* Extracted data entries

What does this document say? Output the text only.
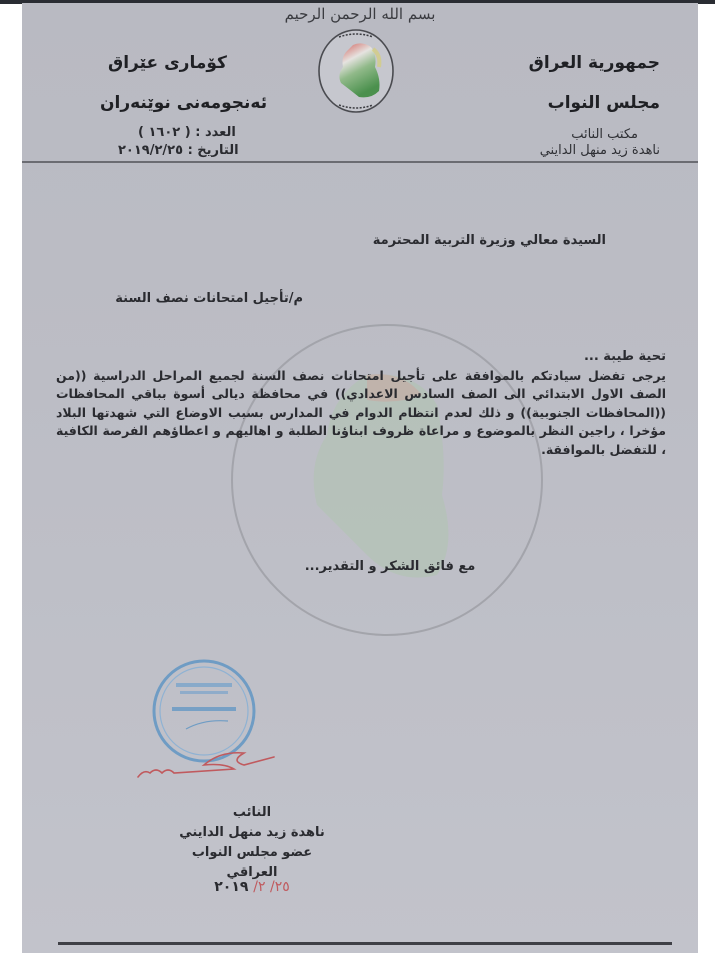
بسم الله الرحمن الرحيم
جمهورية العراق
مجلس النواب
مكتب النائب
ناهدة زيد منهل الدايني
كۆماری عێراق
ئەنجومەنی نوێنەران
العدد : ( ١٦٠٢ )
التاريخ : ٢٠١٩/٢/٢٥
السيدة معالي وزيرة التربية المحترمة
م/تأجيل امتحانات نصف السنة
تحية طيبة ...
يرجى تفضل سيادتكم بالموافقة على تأجيل امتحانات نصف السنة لجميع المراحل الدراسية ((من الصف الاول الابتدائي الى الصف السادس الاعدادي)) في محافظة ديالى أسوة بباقي المحافظات ((المحافظات الجنوبية)) و ذلك لعدم انتظام الدوام في المدارس بسبب الاوضاع التي شهدتها البلاد مؤخرا ، راجين النظر بالموضوع و مراعاة ظروف ابناؤنا الطلبة و اهاليهم و اعطاؤهم الفرصة الكافية ، للتفضل بالموافقة.
مع فائق الشكر و التقدير...
النائب
ناهدة زيد منهل الدايني
عضو مجلس النواب العراقي
٢٥/ ٢/ ٢٠١٩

* SET EXERCISE
Restate the listing above word for word, and skip the pictures.

* TASK RESULT
What does this document say? Output the text only.
بسم الله الرحمن الرحيم
جمهورية العراق
مجلس النواب
مكتب النائب
ناهدة زيد منهل الدايني
كۆماری عێراق
ئەنجومەنی نوێنەران
العدد : ( ١٦٠٢ )
التاريخ : ٢٠١٩/٢/٢٥
السيدة معالي وزيرة التربية المحترمة
م/تأجيل امتحانات نصف السنة
تحية طيبة ...
يرجى تفضل سيادتكم بالموافقة على تأجيل امتحانات نصف السنة لجميع المراحل الدراسية ((من الصف الاول الابتدائي الى الصف السادس الاعدادي)) في محافظة ديالى أسوة بباقي المحافظات ((المحافظات الجنوبية)) و ذلك لعدم انتظام الدوام في المدارس بسبب الاوضاع التي شهدتها البلاد مؤخرا ، راجين النظر بالموضوع و مراعاة ظروف ابناؤنا الطلبة و اهاليهم و اعطاؤهم الفرصة الكافية ، للتفضل بالموافقة.
مع فائق الشكر و التقدير...
النائب
ناهدة زيد منهل الدايني
عضو مجلس النواب العراقي
٢٥/ ٢/ ٢٠١٩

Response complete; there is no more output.